*What is expected:* Print every record below exactly as written.

*Supplied records:*
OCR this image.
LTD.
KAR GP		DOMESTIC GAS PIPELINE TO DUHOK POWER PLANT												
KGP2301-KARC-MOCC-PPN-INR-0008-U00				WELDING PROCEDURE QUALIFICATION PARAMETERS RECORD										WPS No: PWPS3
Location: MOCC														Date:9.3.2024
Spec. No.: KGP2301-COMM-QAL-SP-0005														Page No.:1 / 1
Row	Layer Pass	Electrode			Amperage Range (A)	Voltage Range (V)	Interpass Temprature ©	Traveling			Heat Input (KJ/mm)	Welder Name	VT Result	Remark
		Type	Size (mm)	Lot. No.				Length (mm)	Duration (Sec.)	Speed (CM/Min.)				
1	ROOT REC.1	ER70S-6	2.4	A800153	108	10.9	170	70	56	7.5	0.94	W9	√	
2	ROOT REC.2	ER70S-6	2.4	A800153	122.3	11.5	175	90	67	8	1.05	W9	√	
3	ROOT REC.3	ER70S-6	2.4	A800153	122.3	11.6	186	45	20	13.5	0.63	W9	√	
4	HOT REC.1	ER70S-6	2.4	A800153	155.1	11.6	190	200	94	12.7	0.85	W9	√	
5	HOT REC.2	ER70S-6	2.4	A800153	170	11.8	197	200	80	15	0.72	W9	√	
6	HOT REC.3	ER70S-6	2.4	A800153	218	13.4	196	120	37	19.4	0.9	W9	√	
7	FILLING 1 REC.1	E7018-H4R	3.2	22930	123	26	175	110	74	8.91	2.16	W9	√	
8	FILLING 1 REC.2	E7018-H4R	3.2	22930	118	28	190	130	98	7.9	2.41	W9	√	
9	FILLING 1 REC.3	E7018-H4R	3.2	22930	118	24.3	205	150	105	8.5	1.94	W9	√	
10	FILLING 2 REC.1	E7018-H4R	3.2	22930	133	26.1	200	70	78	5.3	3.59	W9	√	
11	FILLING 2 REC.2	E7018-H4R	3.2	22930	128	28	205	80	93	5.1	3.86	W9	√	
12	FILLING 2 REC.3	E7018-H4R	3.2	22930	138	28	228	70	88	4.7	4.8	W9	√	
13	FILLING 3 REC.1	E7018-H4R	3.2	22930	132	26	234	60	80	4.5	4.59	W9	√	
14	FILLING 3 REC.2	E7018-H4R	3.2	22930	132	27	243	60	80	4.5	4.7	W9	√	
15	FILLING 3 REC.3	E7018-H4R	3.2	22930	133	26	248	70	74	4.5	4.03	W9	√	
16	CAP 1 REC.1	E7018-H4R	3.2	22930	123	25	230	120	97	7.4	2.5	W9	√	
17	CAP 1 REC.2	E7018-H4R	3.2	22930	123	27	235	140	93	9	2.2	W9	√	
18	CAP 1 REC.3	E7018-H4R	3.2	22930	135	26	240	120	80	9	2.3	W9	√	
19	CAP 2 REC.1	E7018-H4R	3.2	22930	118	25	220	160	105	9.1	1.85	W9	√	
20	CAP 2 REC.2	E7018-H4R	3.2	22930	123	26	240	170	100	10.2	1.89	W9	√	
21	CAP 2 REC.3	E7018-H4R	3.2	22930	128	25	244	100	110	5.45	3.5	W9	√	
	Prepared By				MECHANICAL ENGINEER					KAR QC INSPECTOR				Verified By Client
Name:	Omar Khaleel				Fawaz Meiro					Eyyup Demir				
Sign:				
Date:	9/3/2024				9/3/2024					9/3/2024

*Answer to the task:*
OCR this image.
LTD.
KAR GP		DOMESTIC GAS PIPELINE TO DUHOK POWER PLANT												
KGP2301-KARC-MOCC-PPN-INR-0008-U00				WELDING PROCEDURE QUALIFICATION PARAMETERS RECORD										WPS No: PWPS3
Location: MOCC														Date:9.3.2024
Spec. No.: KGP2301-COMM-QAL-SP-0005														Page No.:1 / 1
Row	Layer Pass	Electrode			Amperage Range (A)	Voltage Range (V)	Interpass Temprature ©	Traveling			Heat Input (KJ/mm)	Welder Name	VT Result	Remark
		Type	Size (mm)	Lot. No.				Length (mm)	Duration (Sec.)	Speed (CM/Min.)				
1	ROOT REC.1	ER70S-6	2.4	A800153	108	10.9	170	70	56	7.5	0.94	W9	√	
2	ROOT REC.2	ER70S-6	2.4	A800153	122.3	11.5	175	90	67	8	1.05	W9	√	
3	ROOT REC.3	ER70S-6	2.4	A800153	122.3	11.6	186	45	20	13.5	0.63	W9	√	
4	HOT REC.1	ER70S-6	2.4	A800153	155.1	11.6	190	200	94	12.7	0.85	W9	√	
5	HOT REC.2	ER70S-6	2.4	A800153	170	11.8	197	200	80	15	0.72	W9	√	
6	HOT REC.3	ER70S-6	2.4	A800153	218	13.4	196	120	37	19.4	0.9	W9	√	
7	FILLING 1 REC.1	E7018-H4R	3.2	22930	123	26	175	110	74	8.91	2.16	W9	√	
8	FILLING 1 REC.2	E7018-H4R	3.2	22930	118	28	190	130	98	7.9	2.41	W9	√	
9	FILLING 1 REC.3	E7018-H4R	3.2	22930	118	24.3	205	150	105	8.5	1.94	W9	√	
10	FILLING 2 REC.1	E7018-H4R	3.2	22930	133	26.1	200	70	78	5.3	3.59	W9	√	
11	FILLING 2 REC.2	E7018-H4R	3.2	22930	128	28	205	80	93	5.1	3.86	W9	√	
12	FILLING 2 REC.3	E7018-H4R	3.2	22930	138	28	228	70	88	4.7	4.8	W9	√	
13	FILLING 3 REC.1	E7018-H4R	3.2	22930	132	26	234	60	80	4.5	4.59	W9	√	
14	FILLING 3 REC.2	E7018-H4R	3.2	22930	132	27	243	60	80	4.5	4.7	W9	√	
15	FILLING 3 REC.3	E7018-H4R	3.2	22930	133	26	248	70	74	4.5	4.03	W9	√	
16	CAP 1 REC.1	E7018-H4R	3.2	22930	123	25	230	120	97	7.4	2.5	W9	√	
17	CAP 1 REC.2	E7018-H4R	3.2	22930	123	27	235	140	93	9	2.2	W9	√	
18	CAP 1 REC.3	E7018-H4R	3.2	22930	135	26	240	120	80	9	2.3	W9	√	
19	CAP 2 REC.1	E7018-H4R	3.2	22930	118	25	220	160	105	9.1	1.85	W9	√	
20	CAP 2 REC.2	E7018-H4R	3.2	22930	123	26	240	170	100	10.2	1.89	W9	√	
21	CAP 2 REC.3	E7018-H4R	3.2	22930	128	25	244	100	110	5.45	3.5	W9	√	
	Prepared By				MECHANICAL ENGINEER					KAR QC INSPECTOR				Verified By Client
Name:	Omar Khaleel				Fawaz Meiro					Eyyup Demir				
Sign:				
Date:	9/3/2024				9/3/2024					9/3/2024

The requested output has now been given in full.